▶ **Extracted entries**

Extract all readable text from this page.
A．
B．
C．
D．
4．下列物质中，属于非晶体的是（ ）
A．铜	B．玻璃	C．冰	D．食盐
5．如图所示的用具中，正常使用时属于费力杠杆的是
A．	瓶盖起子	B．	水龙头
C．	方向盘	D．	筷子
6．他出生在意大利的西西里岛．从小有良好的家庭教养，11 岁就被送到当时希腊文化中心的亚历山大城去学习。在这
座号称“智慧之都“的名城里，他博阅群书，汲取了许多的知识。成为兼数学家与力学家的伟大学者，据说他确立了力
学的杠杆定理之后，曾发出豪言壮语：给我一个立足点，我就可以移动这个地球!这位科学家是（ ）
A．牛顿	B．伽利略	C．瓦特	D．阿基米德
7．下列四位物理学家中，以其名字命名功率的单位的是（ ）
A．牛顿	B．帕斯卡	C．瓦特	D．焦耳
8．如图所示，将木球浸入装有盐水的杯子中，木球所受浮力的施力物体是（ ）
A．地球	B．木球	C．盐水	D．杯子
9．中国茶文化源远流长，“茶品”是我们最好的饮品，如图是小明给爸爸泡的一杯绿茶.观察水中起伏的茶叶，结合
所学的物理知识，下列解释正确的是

▶ **Written request**
Every entry needs to be retyped exactly.

▶ **Problem solution**
Extract all readable text from this page.
A．
B．
C．
D．
4．下列物质中，属于非晶体的是（ ）
A．铜	B．玻璃	C．冰	D．食盐
5．如图所示的用具中，正常使用时属于费力杠杆的是
A．	瓶盖起子	B．	水龙头
C．	方向盘	D．	筷子
6．他出生在意大利的西西里岛．从小有良好的家庭教养，11 岁就被送到当时希腊文化中心的亚历山大城去学习。在这
座号称“智慧之都“的名城里，他博阅群书，汲取了许多的知识。成为兼数学家与力学家的伟大学者，据说他确立了力
学的杠杆定理之后，曾发出豪言壮语：给我一个立足点，我就可以移动这个地球!这位科学家是（ ）
A．牛顿	B．伽利略	C．瓦特	D．阿基米德
7．下列四位物理学家中，以其名字命名功率的单位的是（ ）
A．牛顿	B．帕斯卡	C．瓦特	D．焦耳
8．如图所示，将木球浸入装有盐水的杯子中，木球所受浮力的施力物体是（ ）
A．地球	B．木球	C．盐水	D．杯子
9．中国茶文化源远流长，“茶品”是我们最好的饮品，如图是小明给爸爸泡的一杯绿茶.观察水中起伏的茶叶，结合
所学的物理知识，下列解释正确的是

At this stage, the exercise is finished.